(Stored data entries)

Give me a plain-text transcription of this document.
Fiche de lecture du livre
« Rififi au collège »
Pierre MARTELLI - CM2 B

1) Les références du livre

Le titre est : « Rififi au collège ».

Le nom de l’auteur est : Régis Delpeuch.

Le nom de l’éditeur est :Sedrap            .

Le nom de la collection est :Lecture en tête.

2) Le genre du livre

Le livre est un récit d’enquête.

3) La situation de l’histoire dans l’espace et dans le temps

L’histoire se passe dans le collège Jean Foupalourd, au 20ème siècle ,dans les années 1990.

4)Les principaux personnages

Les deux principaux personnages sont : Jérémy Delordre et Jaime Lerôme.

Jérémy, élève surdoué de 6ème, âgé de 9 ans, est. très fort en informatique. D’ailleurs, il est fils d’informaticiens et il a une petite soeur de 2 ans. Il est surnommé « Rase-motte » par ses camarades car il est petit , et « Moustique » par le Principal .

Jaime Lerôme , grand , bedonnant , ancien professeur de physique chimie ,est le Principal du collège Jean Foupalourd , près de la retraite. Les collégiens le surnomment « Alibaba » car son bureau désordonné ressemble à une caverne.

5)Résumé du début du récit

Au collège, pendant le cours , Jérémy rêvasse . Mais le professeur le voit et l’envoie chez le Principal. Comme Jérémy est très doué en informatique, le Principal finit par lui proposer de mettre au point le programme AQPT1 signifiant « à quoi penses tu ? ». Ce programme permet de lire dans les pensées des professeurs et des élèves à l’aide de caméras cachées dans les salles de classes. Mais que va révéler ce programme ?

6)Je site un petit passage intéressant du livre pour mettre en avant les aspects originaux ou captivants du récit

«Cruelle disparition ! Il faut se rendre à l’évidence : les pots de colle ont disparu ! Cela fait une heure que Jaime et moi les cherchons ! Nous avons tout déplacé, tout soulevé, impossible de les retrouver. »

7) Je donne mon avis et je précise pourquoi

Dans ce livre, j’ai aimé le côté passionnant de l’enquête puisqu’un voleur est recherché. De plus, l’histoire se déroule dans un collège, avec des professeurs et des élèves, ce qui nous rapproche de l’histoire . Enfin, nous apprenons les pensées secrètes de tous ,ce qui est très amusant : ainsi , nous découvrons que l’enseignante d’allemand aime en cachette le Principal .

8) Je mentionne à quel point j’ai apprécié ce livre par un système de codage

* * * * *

--- The problem ---
Write down every line of the data exactly as it appears above.

--- The solution ---
Give me a plain-text transcription of this document.
Fiche de lecture du livre
« Rififi au collège »
Pierre MARTELLI - CM2 B

1) Les références du livre

Le titre est : « Rififi au collège ».

Le nom de l’auteur est : Régis Delpeuch.

Le nom de l’éditeur est :Sedrap            .

Le nom de la collection est :Lecture en tête.

2) Le genre du livre

Le livre est un récit d’enquête.

3) La situation de l’histoire dans l’espace et dans le temps

L’histoire se passe dans le collège Jean Foupalourd, au 20ème siècle ,dans les années 1990.

4)Les principaux personnages

Les deux principaux personnages sont : Jérémy Delordre et Jaime Lerôme.

Jérémy, élève surdoué de 6ème, âgé de 9 ans, est. très fort en informatique. D’ailleurs, il est fils d’informaticiens et il a une petite soeur de 2 ans. Il est surnommé « Rase-motte » par ses camarades car il est petit , et « Moustique » par le Principal .

Jaime Lerôme , grand , bedonnant , ancien professeur de physique chimie ,est le Principal du collège Jean Foupalourd , près de la retraite. Les collégiens le surnomment « Alibaba » car son bureau désordonné ressemble à une caverne.

5)Résumé du début du récit

Au collège, pendant le cours , Jérémy rêvasse . Mais le professeur le voit et l’envoie chez le Principal. Comme Jérémy est très doué en informatique, le Principal finit par lui proposer de mettre au point le programme AQPT1 signifiant « à quoi penses tu ? ». Ce programme permet de lire dans les pensées des professeurs et des élèves à l’aide de caméras cachées dans les salles de classes. Mais que va révéler ce programme ?

6)Je site un petit passage intéressant du livre pour mettre en avant les aspects originaux ou captivants du récit

«Cruelle disparition ! Il faut se rendre à l’évidence : les pots de colle ont disparu ! Cela fait une heure que Jaime et moi les cherchons ! Nous avons tout déplacé, tout soulevé, impossible de les retrouver. »

7) Je donne mon avis et je précise pourquoi

Dans ce livre, j’ai aimé le côté passionnant de l’enquête puisqu’un voleur est recherché. De plus, l’histoire se déroule dans un collège, avec des professeurs et des élèves, ce qui nous rapproche de l’histoire . Enfin, nous apprenons les pensées secrètes de tous ,ce qui est très amusant : ainsi , nous découvrons que l’enseignante d’allemand aime en cachette le Principal .

8) Je mentionne à quel point j’ai apprécié ce livre par un système de codage

* * * * *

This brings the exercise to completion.